* _REQUIRED WORK_: Look through the material below. Copy every line with the string "PTFE" in it.
::::
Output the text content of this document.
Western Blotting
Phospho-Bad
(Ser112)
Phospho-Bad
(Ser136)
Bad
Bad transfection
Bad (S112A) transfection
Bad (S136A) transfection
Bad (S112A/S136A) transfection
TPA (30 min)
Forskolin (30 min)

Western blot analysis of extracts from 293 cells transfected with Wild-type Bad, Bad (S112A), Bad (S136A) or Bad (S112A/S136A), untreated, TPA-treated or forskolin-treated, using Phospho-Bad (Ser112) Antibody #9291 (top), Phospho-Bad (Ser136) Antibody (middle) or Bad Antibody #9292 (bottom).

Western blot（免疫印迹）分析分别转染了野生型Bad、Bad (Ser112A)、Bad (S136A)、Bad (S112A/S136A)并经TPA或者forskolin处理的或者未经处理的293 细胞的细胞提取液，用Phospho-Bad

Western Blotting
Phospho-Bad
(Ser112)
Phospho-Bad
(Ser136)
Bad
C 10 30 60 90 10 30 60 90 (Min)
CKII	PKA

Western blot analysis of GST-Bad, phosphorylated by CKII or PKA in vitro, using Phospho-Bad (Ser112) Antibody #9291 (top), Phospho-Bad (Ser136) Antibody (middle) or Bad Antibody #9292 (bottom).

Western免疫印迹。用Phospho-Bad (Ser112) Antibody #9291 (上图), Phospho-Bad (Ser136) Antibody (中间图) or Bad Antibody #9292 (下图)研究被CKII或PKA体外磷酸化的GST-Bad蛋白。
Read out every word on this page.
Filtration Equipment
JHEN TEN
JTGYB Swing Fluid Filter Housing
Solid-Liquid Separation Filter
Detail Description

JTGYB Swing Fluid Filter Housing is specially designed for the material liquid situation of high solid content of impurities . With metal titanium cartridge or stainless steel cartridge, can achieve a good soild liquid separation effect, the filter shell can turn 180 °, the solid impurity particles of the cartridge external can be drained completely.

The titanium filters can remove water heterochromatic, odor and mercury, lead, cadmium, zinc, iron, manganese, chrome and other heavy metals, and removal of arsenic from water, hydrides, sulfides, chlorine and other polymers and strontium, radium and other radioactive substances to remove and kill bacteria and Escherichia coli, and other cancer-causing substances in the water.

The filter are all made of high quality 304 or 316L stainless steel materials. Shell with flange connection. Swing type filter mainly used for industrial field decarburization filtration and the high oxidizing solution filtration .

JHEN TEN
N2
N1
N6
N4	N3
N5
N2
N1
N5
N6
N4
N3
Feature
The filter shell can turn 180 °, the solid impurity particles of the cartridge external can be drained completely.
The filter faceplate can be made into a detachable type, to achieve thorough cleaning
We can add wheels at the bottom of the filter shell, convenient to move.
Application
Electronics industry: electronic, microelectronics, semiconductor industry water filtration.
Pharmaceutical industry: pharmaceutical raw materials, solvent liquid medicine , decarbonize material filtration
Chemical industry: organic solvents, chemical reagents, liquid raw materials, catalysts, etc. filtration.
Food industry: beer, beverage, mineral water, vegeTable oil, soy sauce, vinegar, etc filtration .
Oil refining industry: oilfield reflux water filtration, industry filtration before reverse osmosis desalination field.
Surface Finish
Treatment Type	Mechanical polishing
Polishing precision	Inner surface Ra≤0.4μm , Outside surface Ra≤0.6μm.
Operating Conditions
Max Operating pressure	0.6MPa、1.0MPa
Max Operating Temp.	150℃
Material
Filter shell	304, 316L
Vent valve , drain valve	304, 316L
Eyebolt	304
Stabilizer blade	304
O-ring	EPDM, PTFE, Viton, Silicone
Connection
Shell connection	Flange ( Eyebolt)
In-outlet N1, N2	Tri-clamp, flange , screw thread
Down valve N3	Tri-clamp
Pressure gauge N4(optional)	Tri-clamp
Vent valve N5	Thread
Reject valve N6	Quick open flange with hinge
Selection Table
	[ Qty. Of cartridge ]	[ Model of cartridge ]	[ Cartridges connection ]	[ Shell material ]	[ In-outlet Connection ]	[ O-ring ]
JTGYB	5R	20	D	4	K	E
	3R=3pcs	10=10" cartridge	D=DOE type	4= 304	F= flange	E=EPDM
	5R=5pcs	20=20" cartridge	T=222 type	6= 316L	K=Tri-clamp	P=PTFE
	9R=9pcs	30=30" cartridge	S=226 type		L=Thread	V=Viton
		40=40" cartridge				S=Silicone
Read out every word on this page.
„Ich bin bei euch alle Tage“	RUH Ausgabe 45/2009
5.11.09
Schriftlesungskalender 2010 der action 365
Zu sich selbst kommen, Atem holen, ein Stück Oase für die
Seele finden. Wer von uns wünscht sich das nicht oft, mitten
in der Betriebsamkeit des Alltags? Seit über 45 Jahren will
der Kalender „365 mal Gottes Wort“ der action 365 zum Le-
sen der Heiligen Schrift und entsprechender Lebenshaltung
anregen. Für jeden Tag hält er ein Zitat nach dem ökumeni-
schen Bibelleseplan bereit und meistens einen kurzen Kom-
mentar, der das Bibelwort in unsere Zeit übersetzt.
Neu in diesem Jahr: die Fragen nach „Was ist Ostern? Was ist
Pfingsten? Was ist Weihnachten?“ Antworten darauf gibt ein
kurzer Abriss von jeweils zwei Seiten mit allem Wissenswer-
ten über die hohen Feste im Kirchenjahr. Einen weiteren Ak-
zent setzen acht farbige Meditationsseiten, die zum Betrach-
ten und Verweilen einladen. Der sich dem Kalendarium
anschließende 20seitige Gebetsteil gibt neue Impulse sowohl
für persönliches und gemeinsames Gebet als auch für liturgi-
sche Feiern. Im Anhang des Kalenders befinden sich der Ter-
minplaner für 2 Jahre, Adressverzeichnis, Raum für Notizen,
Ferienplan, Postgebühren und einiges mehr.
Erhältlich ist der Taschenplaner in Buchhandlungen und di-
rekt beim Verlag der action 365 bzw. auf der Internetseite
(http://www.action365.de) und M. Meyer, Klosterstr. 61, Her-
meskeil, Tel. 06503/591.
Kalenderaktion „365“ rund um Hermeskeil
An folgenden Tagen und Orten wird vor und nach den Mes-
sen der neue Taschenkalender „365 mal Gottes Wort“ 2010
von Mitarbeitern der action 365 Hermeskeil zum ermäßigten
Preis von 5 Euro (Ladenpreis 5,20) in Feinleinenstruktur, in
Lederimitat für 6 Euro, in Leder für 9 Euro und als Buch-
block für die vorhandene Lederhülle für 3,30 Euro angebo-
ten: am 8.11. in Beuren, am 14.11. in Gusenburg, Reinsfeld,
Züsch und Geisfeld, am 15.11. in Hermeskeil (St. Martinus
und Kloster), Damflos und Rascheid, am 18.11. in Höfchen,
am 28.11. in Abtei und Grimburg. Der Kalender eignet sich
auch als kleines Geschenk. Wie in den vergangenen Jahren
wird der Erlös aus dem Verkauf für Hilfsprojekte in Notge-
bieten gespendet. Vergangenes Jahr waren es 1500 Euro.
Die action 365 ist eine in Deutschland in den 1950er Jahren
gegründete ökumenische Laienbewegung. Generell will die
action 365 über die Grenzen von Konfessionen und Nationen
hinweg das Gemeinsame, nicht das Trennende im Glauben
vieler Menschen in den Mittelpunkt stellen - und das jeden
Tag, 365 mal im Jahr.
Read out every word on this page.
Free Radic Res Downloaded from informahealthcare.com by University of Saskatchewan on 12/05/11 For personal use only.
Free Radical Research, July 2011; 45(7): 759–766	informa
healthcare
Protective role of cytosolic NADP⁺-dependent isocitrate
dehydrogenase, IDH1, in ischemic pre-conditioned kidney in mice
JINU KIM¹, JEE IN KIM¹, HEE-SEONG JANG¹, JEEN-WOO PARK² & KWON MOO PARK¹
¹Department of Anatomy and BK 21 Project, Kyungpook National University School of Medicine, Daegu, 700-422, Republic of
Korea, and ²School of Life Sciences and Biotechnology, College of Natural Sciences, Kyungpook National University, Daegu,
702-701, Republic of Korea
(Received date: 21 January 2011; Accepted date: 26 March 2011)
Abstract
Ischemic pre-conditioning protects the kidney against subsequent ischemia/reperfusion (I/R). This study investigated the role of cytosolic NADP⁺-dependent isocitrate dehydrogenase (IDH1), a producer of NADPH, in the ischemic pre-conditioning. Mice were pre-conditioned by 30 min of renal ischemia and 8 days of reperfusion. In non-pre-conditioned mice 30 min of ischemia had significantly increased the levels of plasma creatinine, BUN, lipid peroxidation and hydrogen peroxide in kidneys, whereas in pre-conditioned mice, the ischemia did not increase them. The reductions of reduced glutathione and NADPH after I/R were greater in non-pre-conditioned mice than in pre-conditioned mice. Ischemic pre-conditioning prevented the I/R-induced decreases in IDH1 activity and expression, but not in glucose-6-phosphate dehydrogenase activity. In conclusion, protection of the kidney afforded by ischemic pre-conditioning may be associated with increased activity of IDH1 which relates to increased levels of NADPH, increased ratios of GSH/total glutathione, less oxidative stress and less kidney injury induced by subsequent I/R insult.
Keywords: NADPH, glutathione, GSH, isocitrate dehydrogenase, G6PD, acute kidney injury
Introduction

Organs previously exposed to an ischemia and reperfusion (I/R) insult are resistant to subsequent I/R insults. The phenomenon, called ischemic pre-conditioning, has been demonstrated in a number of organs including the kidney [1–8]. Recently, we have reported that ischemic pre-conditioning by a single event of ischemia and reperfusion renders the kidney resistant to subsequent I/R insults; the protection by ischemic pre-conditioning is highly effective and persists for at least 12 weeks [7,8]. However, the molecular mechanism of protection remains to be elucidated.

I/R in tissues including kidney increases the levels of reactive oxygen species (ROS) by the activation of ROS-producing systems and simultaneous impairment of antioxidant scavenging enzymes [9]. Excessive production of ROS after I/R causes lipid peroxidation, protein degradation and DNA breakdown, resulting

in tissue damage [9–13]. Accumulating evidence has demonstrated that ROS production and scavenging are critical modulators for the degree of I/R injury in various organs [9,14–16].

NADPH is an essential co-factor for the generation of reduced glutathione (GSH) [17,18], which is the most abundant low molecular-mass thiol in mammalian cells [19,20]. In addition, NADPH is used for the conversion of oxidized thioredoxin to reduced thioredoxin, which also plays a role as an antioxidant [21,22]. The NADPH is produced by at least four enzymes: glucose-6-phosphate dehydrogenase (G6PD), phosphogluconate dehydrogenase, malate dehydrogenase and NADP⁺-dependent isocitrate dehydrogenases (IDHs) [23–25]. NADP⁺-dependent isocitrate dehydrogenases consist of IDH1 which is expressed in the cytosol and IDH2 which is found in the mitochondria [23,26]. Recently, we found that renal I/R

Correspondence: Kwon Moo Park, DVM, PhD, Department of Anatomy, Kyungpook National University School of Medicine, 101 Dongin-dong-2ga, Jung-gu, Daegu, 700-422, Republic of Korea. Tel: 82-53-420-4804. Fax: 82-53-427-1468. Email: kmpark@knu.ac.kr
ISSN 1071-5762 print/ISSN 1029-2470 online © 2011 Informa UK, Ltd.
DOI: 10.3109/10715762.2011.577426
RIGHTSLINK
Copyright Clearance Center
::::
* _SOLVED PROBLEM_:
O-ring	EPDM, PTFE, Viton, Silicone
	5R=5pcs	20=20" cartridge	T=222 type	6= 316L	K=Tri-clamp	P=PTFE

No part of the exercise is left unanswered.